- [Jobs]:
**1.** From the image registration page below, echo the passage between "A scale change" and "Wikipedia: Phase correlation.", inclusive.
**2.** According to the image registration page, what does a translation in the spatial domain become in the Fourier domain under the Fourier shift theorem?
**3.** Name every component of the affine transformation that the image registration page lists in parentheses in its opening definition.

- [Given text]:
⁂

Image Registration
Image registration is recovering an affine transformation (scale, rotation, translation) between two images.
Image registration can be performed in the frequency domain with the Fourier transform or in the spatial domain with a log-polar transformation.
Problem Statement
We are given two images \(\displaystyle I_1\) and \(\displaystyle I_2\).
Let \(\displaystyle (x,y)\) be uv coordinates within the image.
We want to find a rotation and translation from \(\displaystyle (x,y)\) to \(\displaystyle (x',y')\) such that \(\displaystyle I_1(x,y) = I_2(x', y')\).
This is represented as:
\(
\begin{align}
x' &= a_1 x + a_2 y + a_3\\
y' &= a_4 x + a_5 y + a_6
\end{align}
\)
This can also be written as:
\(\displaystyle 
\begin{pmatrix}
x' \\ y' \\ 1
\end{pmatrix}
=
\begin{pmatrix}
a_1 & a_2 & a_3\\
a_4 & a_5 & a_6\\
0 & 0 & 1
\end{pmatrix}
\begin{pmatrix}
x \\ y \\ 1
\end{pmatrix}
\)
Phase correlation
By the Fourier shift theorem, a translation in the spatial domain is a linear phase shift in the Fourier domain.
Hence, if you have two images with only a translation, you can identify the translation by estimating the phase shift.
Log-Polar Transformation
This is copied from Wolberg and Zokai[1]. See also Reddy (1996)[2].
The log-polar transformation is defined as follows:
\(
\begin{align}
\rho &= \log(r) = \log\left(\sqrt{(x-x_c)^2 + (y-y_c)^2}\right)\\
\theta &= \operatorname{arctan2}(y-y_c, x-x_c)
\end{align}
\)
where \(\displaystyle (x_c, y_c)\) is the center of the image and \(\displaystyle r\) is the distance from the center of the image.
Here a rotation in Cartesian coordinates \(\displaystyle (x, y)\) around the center \((x_c, y_c)\) corresponds to a shift in \(\theta\) in log-polar coordinates.
A scale change (i.e. enlarge or stretch) is a shift in log-space:
\( \lambda r \mapsto \log(\lambda r) = \log(\lambda) + \log(r) \)
These translations can be found using Wikipedia: Cross-correlation or Wikipedia: Phase correlation.
- Algorithm
For each resolution from coarse to fine, do the following:
- Crop central region \(\displaystyle I_1'\) from \(\displaystyle I_1\)
- Compute the low-polar transformation \(\displaystyle I_{1p}'\)
- For all positions \((x,y)\)
- Crop region \(I_{2p}'\)
- Compute \(I_{2p}'\)
- Cross-correlate \(I_{1p}'\) and \(I_{2p}'\) to get \((dx, dy)\)
- If max correlation, save \((x, y)\) and \((dx, dy)\)
 
- Scale = \(dx\)
- Rotation = \(dy\)
- Translation = \(x, y\)

⁂

- [Annotated element entries]:

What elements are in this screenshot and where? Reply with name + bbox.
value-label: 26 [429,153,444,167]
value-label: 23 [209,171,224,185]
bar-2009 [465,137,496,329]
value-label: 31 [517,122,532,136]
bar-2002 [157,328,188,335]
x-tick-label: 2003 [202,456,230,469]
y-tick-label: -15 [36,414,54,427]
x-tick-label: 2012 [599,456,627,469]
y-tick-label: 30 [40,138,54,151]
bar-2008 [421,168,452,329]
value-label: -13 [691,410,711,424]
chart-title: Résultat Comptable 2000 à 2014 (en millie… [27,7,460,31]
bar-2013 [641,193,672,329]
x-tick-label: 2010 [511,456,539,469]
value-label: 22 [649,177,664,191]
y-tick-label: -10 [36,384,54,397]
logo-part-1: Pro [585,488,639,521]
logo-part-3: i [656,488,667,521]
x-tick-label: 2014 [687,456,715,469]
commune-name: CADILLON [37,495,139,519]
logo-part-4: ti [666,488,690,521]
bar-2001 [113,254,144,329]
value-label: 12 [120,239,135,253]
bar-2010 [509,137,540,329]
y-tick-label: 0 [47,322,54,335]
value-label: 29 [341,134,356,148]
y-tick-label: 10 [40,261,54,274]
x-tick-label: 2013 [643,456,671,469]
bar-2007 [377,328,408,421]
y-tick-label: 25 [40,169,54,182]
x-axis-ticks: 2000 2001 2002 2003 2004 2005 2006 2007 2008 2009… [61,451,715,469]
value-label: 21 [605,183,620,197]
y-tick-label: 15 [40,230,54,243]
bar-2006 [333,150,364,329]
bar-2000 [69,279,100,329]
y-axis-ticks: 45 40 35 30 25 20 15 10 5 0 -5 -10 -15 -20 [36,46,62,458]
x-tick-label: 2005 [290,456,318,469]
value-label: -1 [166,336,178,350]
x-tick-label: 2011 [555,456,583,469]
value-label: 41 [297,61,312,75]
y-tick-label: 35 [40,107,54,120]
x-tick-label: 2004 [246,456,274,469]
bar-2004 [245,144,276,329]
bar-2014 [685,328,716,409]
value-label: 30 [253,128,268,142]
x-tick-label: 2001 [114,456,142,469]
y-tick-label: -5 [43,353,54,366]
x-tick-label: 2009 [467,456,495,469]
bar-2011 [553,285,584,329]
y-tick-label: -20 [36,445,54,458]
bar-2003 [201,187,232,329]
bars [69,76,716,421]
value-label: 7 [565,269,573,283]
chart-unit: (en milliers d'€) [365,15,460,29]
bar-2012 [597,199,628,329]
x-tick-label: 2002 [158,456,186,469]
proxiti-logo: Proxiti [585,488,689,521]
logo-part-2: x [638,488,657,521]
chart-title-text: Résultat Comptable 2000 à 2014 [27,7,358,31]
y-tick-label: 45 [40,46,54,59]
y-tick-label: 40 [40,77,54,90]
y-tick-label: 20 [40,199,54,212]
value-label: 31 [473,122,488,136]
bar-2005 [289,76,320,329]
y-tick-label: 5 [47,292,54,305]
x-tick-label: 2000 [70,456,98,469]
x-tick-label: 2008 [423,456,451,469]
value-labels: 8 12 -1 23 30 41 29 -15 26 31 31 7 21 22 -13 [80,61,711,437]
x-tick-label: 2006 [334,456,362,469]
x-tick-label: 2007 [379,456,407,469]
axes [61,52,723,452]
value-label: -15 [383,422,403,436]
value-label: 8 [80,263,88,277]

⁂

- [Task-by-task answers]:
**1.**
A scale change (i.e. enlarge or stretch) is a shift in log-space:
\( \lambda r \mapsto \log(\lambda r) = \log(\lambda) + \log(r) \)
These translations can be found using Wikipedia: Cross-correlation or Wikipedia: Phase correlation.

**2.** A linear phase shift.

**3.** Scale, rotation, translation